--- start of Dataset rows ---

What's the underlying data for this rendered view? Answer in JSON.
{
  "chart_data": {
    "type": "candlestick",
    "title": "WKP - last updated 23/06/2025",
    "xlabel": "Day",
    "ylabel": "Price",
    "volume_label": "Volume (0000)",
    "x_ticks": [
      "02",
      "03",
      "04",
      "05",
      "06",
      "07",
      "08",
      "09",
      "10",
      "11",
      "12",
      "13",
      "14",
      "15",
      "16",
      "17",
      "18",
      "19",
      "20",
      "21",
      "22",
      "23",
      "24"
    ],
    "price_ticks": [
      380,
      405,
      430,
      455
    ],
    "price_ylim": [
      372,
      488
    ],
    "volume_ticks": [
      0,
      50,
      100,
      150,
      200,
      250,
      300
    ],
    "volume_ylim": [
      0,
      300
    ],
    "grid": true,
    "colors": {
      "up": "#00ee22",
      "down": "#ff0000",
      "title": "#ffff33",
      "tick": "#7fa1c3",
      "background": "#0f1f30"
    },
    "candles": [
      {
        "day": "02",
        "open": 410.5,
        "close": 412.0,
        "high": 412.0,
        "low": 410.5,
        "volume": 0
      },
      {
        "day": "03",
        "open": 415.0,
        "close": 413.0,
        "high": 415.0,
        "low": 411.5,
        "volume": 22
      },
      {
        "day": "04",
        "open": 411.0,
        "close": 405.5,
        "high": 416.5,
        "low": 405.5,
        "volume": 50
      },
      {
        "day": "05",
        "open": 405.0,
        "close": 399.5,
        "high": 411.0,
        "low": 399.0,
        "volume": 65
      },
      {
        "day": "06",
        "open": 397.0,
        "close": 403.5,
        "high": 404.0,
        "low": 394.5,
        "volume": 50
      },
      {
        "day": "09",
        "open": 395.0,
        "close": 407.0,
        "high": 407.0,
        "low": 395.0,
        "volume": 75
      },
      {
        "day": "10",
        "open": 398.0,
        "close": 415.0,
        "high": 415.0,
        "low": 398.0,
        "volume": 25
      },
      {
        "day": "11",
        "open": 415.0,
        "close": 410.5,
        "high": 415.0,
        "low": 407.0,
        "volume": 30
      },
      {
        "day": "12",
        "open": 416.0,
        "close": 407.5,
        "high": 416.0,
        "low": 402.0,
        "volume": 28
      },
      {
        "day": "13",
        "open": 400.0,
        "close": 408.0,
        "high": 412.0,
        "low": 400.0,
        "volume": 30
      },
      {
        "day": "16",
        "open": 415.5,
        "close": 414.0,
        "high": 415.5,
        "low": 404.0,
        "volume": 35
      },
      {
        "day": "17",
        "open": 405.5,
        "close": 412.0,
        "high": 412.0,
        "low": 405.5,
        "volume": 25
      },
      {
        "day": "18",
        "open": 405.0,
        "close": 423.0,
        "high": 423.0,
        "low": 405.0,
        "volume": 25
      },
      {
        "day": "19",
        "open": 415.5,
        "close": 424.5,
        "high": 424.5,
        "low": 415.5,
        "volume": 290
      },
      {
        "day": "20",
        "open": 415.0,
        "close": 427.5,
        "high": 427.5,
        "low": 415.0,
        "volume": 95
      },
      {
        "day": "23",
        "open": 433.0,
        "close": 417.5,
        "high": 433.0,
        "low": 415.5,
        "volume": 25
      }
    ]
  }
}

--- end of Dataset rows ---

Go through the records and copy each line with "title" in it.

    "title": "WKP - last updated 23/06/2025",
      "title": "#ffff33",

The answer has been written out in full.